• _Aim of the task_:
Every line of the material is to be repeated exactly as it stands.

Data records
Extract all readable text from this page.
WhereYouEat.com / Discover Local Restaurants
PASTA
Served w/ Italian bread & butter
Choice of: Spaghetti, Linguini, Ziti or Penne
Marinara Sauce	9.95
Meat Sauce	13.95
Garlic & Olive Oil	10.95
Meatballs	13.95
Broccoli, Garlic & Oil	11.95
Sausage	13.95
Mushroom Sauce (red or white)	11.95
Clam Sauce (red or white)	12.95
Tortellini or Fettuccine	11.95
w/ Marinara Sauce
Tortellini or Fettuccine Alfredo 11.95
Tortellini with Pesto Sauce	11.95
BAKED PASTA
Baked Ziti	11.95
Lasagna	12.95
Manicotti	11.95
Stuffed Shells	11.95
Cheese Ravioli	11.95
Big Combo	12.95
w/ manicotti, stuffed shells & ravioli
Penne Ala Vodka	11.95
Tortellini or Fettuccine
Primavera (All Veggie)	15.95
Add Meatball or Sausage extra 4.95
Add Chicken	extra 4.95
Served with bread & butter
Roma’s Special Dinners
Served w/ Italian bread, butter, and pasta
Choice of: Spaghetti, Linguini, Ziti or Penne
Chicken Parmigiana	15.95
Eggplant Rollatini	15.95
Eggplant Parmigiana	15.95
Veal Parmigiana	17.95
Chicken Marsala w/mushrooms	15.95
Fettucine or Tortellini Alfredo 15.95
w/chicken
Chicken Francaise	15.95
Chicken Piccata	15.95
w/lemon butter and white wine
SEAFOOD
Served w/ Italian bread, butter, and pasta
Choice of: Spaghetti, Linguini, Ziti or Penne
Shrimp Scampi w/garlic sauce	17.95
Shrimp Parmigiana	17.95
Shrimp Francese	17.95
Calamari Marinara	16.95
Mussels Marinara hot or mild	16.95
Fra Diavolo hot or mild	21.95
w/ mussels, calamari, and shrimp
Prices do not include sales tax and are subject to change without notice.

• _Solution to this exercise_:
Extract all readable text from this page.
WhereYouEat.com / Discover Local Restaurants
PASTA
Served w/ Italian bread & butter
Choice of: Spaghetti, Linguini, Ziti or Penne
Marinara Sauce	9.95
Meat Sauce	13.95
Garlic & Olive Oil	10.95
Meatballs	13.95
Broccoli, Garlic & Oil	11.95
Sausage	13.95
Mushroom Sauce (red or white)	11.95
Clam Sauce (red or white)	12.95
Tortellini or Fettuccine	11.95
w/ Marinara Sauce
Tortellini or Fettuccine Alfredo 11.95
Tortellini with Pesto Sauce	11.95
BAKED PASTA
Baked Ziti	11.95
Lasagna	12.95
Manicotti	11.95
Stuffed Shells	11.95
Cheese Ravioli	11.95
Big Combo	12.95
w/ manicotti, stuffed shells & ravioli
Penne Ala Vodka	11.95
Tortellini or Fettuccine
Primavera (All Veggie)	15.95
Add Meatball or Sausage extra 4.95
Add Chicken	extra 4.95
Served with bread & butter
Roma’s Special Dinners
Served w/ Italian bread, butter, and pasta
Choice of: Spaghetti, Linguini, Ziti or Penne
Chicken Parmigiana	15.95
Eggplant Rollatini	15.95
Eggplant Parmigiana	15.95
Veal Parmigiana	17.95
Chicken Marsala w/mushrooms	15.95
Fettucine or Tortellini Alfredo 15.95
w/chicken
Chicken Francaise	15.95
Chicken Piccata	15.95
w/lemon butter and white wine
SEAFOOD
Served w/ Italian bread, butter, and pasta
Choice of: Spaghetti, Linguini, Ziti or Penne
Shrimp Scampi w/garlic sauce	17.95
Shrimp Parmigiana	17.95
Shrimp Francese	17.95
Calamari Marinara	16.95
Mussels Marinara hot or mild	16.95
Fra Diavolo hot or mild	21.95
w/ mussels, calamari, and shrimp
Prices do not include sales tax and are subject to change without notice.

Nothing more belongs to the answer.